(Trecho do documento)
--- --- ---

Existem duas coisas que — para mim — definem a senioridade de uma pessoa desenvolvedora: o quanto ela é capaz de ser uma referência técnica (independente da empresa ou stack que use) e como ela lida com um código tido como ruim.

Senhoras e senhores, hoje vamos falar de código ruim!

Muito se fala (e se reclama) sobre código ruim nas comunidades de pessoas desenvolvedoras. Pode perguntar sobre esse tema para qualquer uma que você conheça, muito provavelmente você ouvirá várias reclamações ou histórias absurdas de como um código ruim arruinou vidas ou algo parecido.

Porém, se você parar para pensar sobre o assunto, a definição de código ruim é um tanto quanto vaga e há divergências sobre o que é ruim na comunidade de software como um todo. O que pode ser considerado bom em uma linguagem como objetos com estado e comportamento dentro da mesma classe em uma linguagem imperativa como C# ou Java, é considerado um sacrilégio em outras: ofereça a possibilidade de utilizar estado mutável para qualquer desenvolvedor Clojure ou Elixir e veja opiniões bem antagônicas sobre isso.

Além de definições abstratas, a forma como o texto é escrito também pode gerar divergências: em C, por exemplo, encontra-se muito código escrito com nomes de variáveis de somente uma letra, devido a um jeito de pensar dos programadores voltado a eficiência, dado os ambientes restritos em que essa linguagem costuma rodar. Já em uma linguagem OO, é recomendado por alguns livros famosos (como o Clean Code): variáveis descritivas, sem abreviações e sem se preocupar muito com o tamanho delas. Ou seja, uma variável com o nome de "valorDoProdutoPreAplicacaoDeTaxas" pode ser considerado algo bom.

--- --- ---

(Conteúdo dos dados)

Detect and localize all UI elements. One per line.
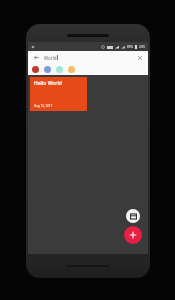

--- --- ---

(Tarefas)
A. Transcreva literalmente a parte do texto sobre código ruim que começa em "Além de definições" e termina em "considerado algo bom.".
B. Com base no texto sobre código ruim, responda:
(i) Quais são as duas coisas que definem a senioridade de uma pessoa desenvolvedora?
(ii) Em que linguagem é comum encontrar variáveis com nomes de uma só letra?
(iii) Que livro famoso recomenda variáveis descritivas em linguagens OO?

(Respostas por tarefa)
A.
Além de definições abstratas, a forma como o texto é escrito também pode gerar divergências: em C, por exemplo, encontra-se muito código escrito com nomes de variáveis de somente uma letra, devido a um jeito de pensar dos programadores voltado a eficiência, dado os ambientes restritos em que essa linguagem costuma rodar. Já em uma linguagem OO, é recomendado por alguns livros famosos (como o Clean Code): variáveis descritivas, sem abreviações e sem se preocupar muito com o tamanho delas. Ou seja, uma variável com o nome de "valorDoProdutoPreAplicacaoDeTaxas" pode ser considerado algo bom.

B.
(i) O quanto a pessoa é capaz de ser uma referência técnica, independente da empresa ou stack que use, e como ela lida com um código tido como ruim.
(ii) Em C.
(iii) Clean Code.